§ WORK INSTRUCTIONS
Don't copy the pictures; return every other part of the records exactly.

§ RECORDS SHOWN
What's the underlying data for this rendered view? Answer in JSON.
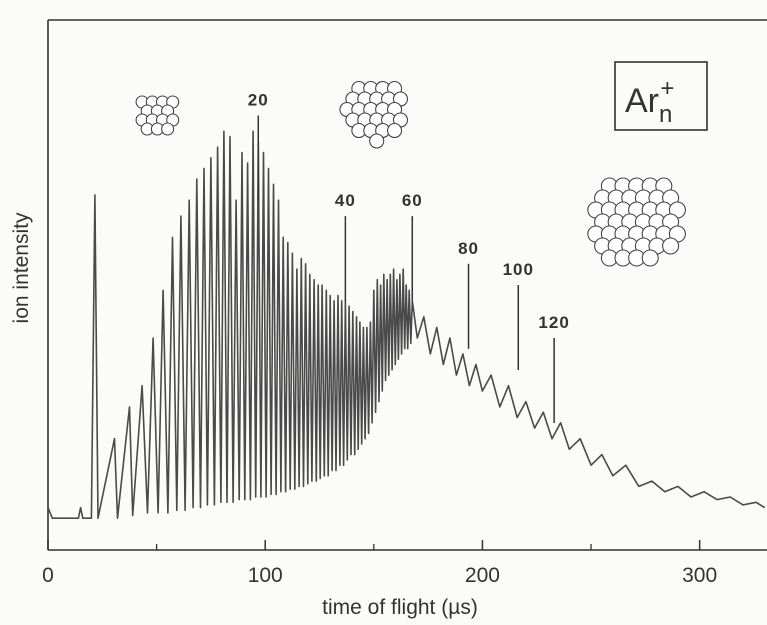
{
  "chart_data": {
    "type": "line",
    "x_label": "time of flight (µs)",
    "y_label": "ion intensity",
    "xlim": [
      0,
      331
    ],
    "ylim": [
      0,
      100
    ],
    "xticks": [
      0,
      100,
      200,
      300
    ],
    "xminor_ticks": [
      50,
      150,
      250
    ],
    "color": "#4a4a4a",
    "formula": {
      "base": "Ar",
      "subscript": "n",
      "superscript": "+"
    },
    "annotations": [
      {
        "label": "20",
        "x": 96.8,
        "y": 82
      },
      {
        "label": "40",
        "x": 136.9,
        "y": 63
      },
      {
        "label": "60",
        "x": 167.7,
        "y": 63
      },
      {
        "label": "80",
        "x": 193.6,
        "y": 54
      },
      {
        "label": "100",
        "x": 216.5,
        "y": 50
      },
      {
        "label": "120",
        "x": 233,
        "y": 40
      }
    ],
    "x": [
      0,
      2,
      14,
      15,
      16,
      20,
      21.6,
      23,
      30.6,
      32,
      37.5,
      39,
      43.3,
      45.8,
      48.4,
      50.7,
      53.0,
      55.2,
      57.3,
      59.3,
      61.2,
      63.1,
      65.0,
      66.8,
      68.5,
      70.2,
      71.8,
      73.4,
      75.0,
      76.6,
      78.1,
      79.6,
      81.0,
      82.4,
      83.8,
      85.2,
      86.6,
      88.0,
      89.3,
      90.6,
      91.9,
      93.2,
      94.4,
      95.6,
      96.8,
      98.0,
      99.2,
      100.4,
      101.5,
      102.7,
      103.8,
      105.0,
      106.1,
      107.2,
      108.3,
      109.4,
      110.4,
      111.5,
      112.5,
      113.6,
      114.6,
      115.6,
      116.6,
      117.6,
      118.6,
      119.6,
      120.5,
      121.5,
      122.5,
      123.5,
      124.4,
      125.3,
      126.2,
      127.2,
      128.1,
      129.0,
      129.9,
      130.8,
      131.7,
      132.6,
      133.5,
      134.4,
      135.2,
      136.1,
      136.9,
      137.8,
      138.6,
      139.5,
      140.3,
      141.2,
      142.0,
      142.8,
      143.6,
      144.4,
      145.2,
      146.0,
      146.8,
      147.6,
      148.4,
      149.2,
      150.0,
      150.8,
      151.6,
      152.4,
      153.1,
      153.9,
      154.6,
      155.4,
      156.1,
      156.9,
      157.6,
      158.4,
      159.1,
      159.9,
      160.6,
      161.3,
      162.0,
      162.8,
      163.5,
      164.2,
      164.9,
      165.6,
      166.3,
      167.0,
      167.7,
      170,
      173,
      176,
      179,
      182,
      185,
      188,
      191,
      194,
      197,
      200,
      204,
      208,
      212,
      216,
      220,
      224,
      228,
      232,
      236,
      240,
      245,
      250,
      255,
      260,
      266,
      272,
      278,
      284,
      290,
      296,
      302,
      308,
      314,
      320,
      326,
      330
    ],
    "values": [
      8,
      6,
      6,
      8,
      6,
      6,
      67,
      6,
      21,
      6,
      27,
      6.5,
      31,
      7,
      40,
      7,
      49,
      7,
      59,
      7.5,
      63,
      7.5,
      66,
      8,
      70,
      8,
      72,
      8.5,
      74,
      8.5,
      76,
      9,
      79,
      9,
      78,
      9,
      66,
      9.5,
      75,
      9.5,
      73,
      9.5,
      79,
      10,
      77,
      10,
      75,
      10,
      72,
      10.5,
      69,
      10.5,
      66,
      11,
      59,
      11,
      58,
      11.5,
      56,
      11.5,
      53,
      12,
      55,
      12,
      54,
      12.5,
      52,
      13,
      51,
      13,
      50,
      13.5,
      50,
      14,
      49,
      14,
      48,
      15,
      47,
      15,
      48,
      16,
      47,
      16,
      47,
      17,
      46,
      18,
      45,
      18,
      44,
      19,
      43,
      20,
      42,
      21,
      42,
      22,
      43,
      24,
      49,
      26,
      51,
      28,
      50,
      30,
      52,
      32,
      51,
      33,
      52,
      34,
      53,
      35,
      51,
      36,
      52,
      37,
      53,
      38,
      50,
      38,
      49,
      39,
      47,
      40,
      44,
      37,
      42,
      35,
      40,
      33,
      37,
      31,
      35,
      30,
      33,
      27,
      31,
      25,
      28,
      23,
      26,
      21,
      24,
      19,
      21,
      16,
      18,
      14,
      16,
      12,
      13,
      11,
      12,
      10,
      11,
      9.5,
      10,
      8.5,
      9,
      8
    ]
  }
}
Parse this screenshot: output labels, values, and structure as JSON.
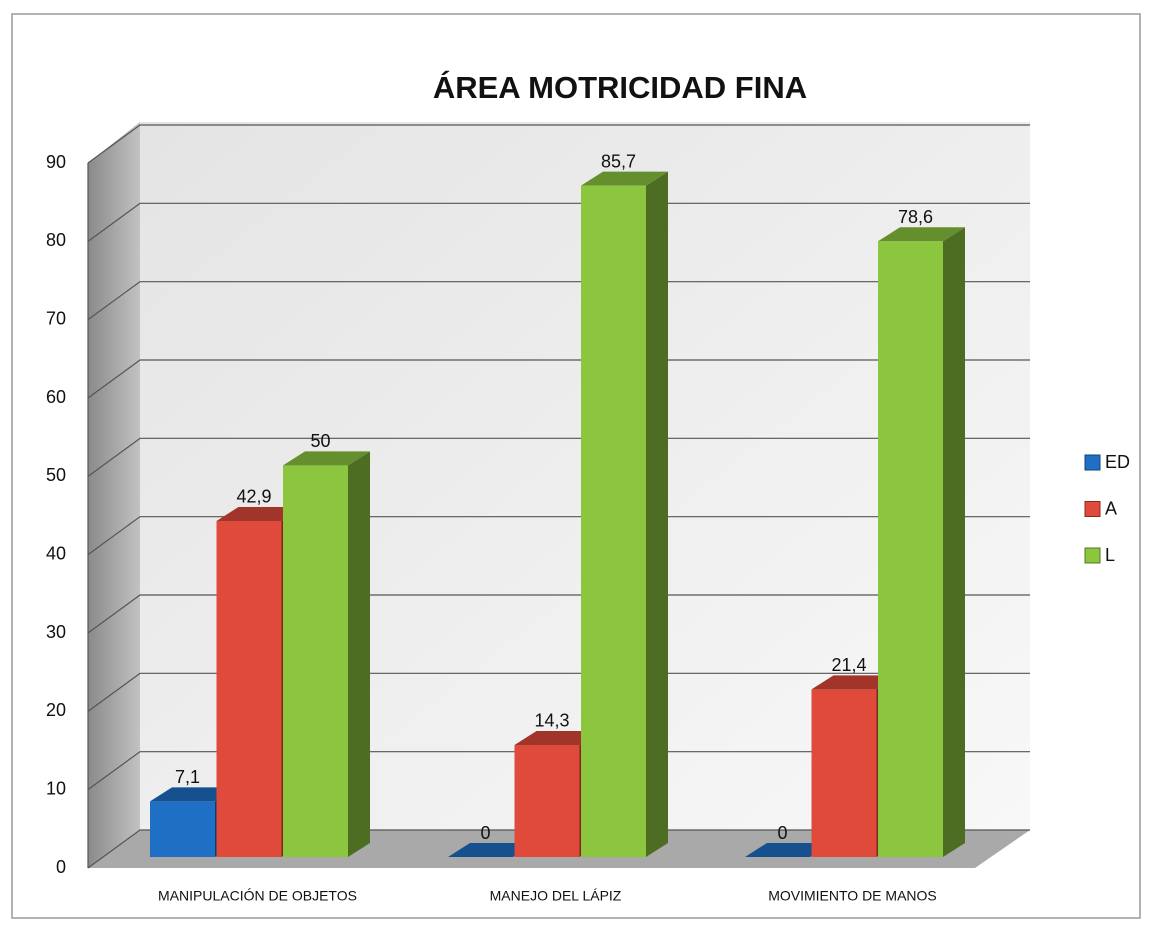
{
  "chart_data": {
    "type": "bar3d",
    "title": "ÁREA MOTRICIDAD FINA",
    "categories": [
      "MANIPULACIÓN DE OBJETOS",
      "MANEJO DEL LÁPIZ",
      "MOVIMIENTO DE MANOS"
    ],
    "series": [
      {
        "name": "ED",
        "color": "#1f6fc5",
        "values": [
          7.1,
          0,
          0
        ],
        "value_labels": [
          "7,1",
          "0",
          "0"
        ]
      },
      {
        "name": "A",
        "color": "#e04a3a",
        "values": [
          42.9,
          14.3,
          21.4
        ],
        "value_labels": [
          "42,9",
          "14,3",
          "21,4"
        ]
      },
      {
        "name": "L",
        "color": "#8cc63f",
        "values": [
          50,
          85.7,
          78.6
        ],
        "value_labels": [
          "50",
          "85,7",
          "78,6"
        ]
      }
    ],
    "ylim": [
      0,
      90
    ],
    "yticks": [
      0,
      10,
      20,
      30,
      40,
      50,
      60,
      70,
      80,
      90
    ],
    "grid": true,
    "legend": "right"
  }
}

§ SOLUTION FOR THIS TASK
What's the underlying data for this rendered view? Answer in JSON.
{
  "chart_data": {
    "type": "line",
    "x_label": "time of flight (µs)",
    "y_label": "ion intensity",
    "xlim": [
      0,
      331
    ],
    "ylim": [
      0,
      100
    ],
    "xticks": [
      0,
      100,
      200,
      300
    ],
    "xminor_ticks": [
      50,
      150,
      250
    ],
    "color": "#4a4a4a",
    "formula": {
      "base": "Ar",
      "subscript": "n",
      "superscript": "+"
    },
    "annotations": [
      {
        "label": "20",
        "x": 96.8,
        "y": 82
      },
      {
        "label": "40",
        "x": 136.9,
        "y": 63
      },
      {
        "label": "60",
        "x": 167.7,
        "y": 63
      },
      {
        "label": "80",
        "x": 193.6,
        "y": 54
      },
      {
        "label": "100",
        "x": 216.5,
        "y": 50
      },
      {
        "label": "120",
        "x": 233,
        "y": 40
      }
    ],
    "x": [
      0,
      2,
      14,
      15,
      16,
      20,
      21.6,
      23,
      30.6,
      32,
      37.5,
      39,
      43.3,
      45.8,
      48.4,
      50.7,
      53.0,
      55.2,
      57.3,
      59.3,
      61.2,
      63.1,
      65.0,
      66.8,
      68.5,
      70.2,
      71.8,
      73.4,
      75.0,
      76.6,
      78.1,
      79.6,
      81.0,
      82.4,
      83.8,
      85.2,
      86.6,
      88.0,
      89.3,
      90.6,
      91.9,
      93.2,
      94.4,
      95.6,
      96.8,
      98.0,
      99.2,
      100.4,
      101.5,
      102.7,
      103.8,
      105.0,
      106.1,
      107.2,
      108.3,
      109.4,
      110.4,
      111.5,
      112.5,
      113.6,
      114.6,
      115.6,
      116.6,
      117.6,
      118.6,
      119.6,
      120.5,
      121.5,
      122.5,
      123.5,
      124.4,
      125.3,
      126.2,
      127.2,
      128.1,
      129.0,
      129.9,
      130.8,
      131.7,
      132.6,
      133.5,
      134.4,
      135.2,
      136.1,
      136.9,
      137.8,
      138.6,
      139.5,
      140.3,
      141.2,
      142.0,
      142.8,
      143.6,
      144.4,
      145.2,
      146.0,
      146.8,
      147.6,
      148.4,
      149.2,
      150.0,
      150.8,
      151.6,
      152.4,
      153.1,
      153.9,
      154.6,
      155.4,
      156.1,
      156.9,
      157.6,
      158.4,
      159.1,
      159.9,
      160.6,
      161.3,
      162.0,
      162.8,
      163.5,
      164.2,
      164.9,
      165.6,
      166.3,
      167.0,
      167.7,
      170,
      173,
      176,
      179,
      182,
      185,
      188,
      191,
      194,
      197,
      200,
      204,
      208,
      212,
      216,
      220,
      224,
      228,
      232,
      236,
      240,
      245,
      250,
      255,
      260,
      266,
      272,
      278,
      284,
      290,
      296,
      302,
      308,
      314,
      320,
      326,
      330
    ],
    "values": [
      8,
      6,
      6,
      8,
      6,
      6,
      67,
      6,
      21,
      6,
      27,
      6.5,
      31,
      7,
      40,
      7,
      49,
      7,
      59,
      7.5,
      63,
      7.5,
      66,
      8,
      70,
      8,
      72,
      8.5,
      74,
      8.5,
      76,
      9,
      79,
      9,
      78,
      9,
      66,
      9.5,
      75,
      9.5,
      73,
      9.5,
      79,
      10,
      77,
      10,
      75,
      10,
      72,
      10.5,
      69,
      10.5,
      66,
      11,
      59,
      11,
      58,
      11.5,
      56,
      11.5,
      53,
      12,
      55,
      12,
      54,
      12.5,
      52,
      13,
      51,
      13,
      50,
      13.5,
      50,
      14,
      49,
      14,
      48,
      15,
      47,
      15,
      48,
      16,
      47,
      16,
      47,
      17,
      46,
      18,
      45,
      18,
      44,
      19,
      43,
      20,
      42,
      21,
      42,
      22,
      43,
      24,
      49,
      26,
      51,
      28,
      50,
      30,
      52,
      32,
      51,
      33,
      52,
      34,
      53,
      35,
      51,
      36,
      52,
      37,
      53,
      38,
      50,
      38,
      49,
      39,
      47,
      40,
      44,
      37,
      42,
      35,
      40,
      33,
      37,
      31,
      35,
      30,
      33,
      27,
      31,
      25,
      28,
      23,
      26,
      21,
      24,
      19,
      21,
      16,
      18,
      14,
      16,
      12,
      13,
      11,
      12,
      10,
      11,
      9.5,
      10,
      8.5,
      9,
      8
    ]
  }
}
Parse this screenshot: output labels, values, and structure as JSON.
{
  "chart_data": {
    "type": "bar3d",
    "title": "ÁREA MOTRICIDAD FINA",
    "categories": [
      "MANIPULACIÓN DE OBJETOS",
      "MANEJO DEL LÁPIZ",
      "MOVIMIENTO DE MANOS"
    ],
    "series": [
      {
        "name": "ED",
        "color": "#1f6fc5",
        "values": [
          7.1,
          0,
          0
        ],
        "value_labels": [
          "7,1",
          "0",
          "0"
        ]
      },
      {
        "name": "A",
        "color": "#e04a3a",
        "values": [
          42.9,
          14.3,
          21.4
        ],
        "value_labels": [
          "42,9",
          "14,3",
          "21,4"
        ]
      },
      {
        "name": "L",
        "color": "#8cc63f",
        "values": [
          50,
          85.7,
          78.6
        ],
        "value_labels": [
          "50",
          "85,7",
          "78,6"
        ]
      }
    ],
    "ylim": [
      0,
      90
    ],
    "yticks": [
      0,
      10,
      20,
      30,
      40,
      50,
      60,
      70,
      80,
      90
    ],
    "grid": true,
    "legend": "right"
  }
}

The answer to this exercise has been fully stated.